**YOUR GOAL**
Return every line of the records that includes the string "Fiber".
*** DATA IN THIS EXERCISE ***
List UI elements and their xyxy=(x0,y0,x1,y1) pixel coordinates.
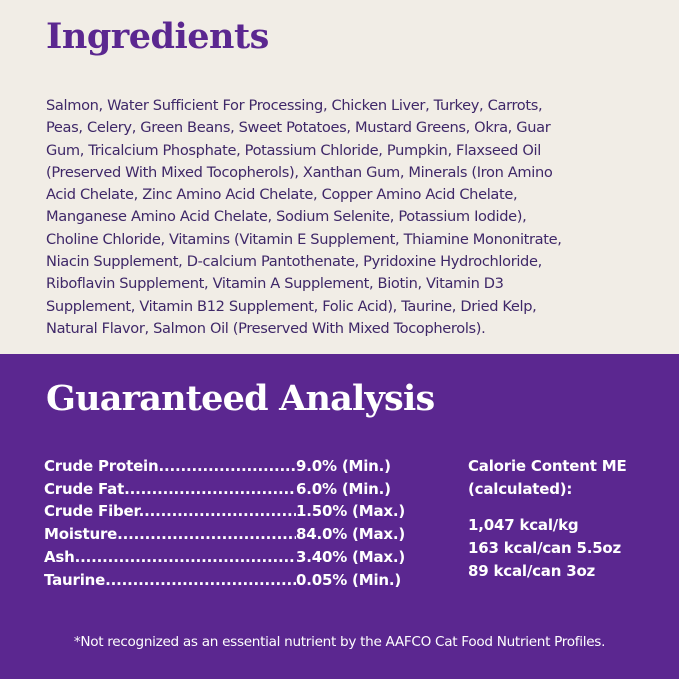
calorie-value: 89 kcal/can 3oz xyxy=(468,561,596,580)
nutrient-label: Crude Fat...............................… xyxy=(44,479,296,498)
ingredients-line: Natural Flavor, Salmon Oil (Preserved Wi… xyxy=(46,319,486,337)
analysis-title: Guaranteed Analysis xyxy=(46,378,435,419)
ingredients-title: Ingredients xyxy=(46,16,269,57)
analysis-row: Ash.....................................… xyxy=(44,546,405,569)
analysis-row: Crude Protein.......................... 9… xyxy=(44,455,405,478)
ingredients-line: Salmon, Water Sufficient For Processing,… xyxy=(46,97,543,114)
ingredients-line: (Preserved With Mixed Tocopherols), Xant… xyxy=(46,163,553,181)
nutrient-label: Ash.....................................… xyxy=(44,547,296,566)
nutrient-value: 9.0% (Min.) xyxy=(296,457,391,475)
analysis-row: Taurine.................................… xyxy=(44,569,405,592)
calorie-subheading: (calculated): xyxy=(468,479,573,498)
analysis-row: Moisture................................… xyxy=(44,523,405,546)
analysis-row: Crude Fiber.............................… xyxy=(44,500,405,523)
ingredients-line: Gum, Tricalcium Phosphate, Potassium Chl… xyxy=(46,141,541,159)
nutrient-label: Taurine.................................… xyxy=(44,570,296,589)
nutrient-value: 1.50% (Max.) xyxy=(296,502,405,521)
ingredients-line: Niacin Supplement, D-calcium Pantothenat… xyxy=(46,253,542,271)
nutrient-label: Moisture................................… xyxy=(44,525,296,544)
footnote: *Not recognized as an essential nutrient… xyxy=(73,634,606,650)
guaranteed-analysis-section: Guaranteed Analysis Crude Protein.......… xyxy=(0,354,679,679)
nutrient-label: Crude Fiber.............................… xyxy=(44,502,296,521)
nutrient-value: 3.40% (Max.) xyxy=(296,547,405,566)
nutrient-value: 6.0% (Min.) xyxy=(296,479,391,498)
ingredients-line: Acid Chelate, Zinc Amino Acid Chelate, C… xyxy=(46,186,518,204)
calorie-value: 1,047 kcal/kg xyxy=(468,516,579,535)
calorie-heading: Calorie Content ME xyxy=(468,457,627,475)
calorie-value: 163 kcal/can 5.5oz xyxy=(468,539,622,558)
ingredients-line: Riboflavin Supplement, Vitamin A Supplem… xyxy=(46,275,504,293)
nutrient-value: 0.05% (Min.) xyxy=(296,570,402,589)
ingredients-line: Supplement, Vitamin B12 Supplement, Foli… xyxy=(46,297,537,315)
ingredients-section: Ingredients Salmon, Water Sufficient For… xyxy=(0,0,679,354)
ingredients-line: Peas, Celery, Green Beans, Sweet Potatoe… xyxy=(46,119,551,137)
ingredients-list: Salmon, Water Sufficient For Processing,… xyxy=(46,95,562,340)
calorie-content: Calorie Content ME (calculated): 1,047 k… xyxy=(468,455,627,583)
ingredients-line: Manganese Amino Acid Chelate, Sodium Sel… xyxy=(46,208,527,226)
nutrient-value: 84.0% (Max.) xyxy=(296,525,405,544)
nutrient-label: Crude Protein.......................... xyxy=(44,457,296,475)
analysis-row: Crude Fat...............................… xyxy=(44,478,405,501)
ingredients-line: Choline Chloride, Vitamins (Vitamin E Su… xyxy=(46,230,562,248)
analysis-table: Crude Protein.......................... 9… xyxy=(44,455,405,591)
*** End of DATA IN THIS EXERCISE ***
*** DATA IN THIS EXERCISE ***
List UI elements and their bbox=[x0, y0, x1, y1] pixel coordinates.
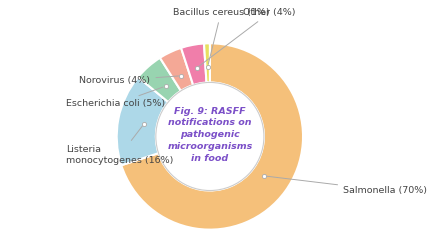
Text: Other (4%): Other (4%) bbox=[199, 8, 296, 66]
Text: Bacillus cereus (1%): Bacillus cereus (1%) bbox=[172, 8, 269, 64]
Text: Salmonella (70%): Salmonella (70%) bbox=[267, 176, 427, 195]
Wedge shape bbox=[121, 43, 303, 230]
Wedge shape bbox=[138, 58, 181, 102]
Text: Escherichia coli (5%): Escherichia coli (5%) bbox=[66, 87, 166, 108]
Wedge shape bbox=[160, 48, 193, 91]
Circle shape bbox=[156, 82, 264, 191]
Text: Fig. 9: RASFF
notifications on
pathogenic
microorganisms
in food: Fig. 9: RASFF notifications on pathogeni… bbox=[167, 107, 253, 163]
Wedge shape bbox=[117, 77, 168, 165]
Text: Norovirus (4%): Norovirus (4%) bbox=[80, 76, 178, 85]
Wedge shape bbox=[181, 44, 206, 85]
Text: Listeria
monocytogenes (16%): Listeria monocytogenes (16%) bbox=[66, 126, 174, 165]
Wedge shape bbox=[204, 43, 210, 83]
*** End of DATA IN THIS EXERCISE ***
**YOUR SOLUTION**
analysis-row: Crude Fiber.............................… xyxy=(44,500,405,523)
nutrient-label: Crude Fiber.............................… xyxy=(44,502,296,521)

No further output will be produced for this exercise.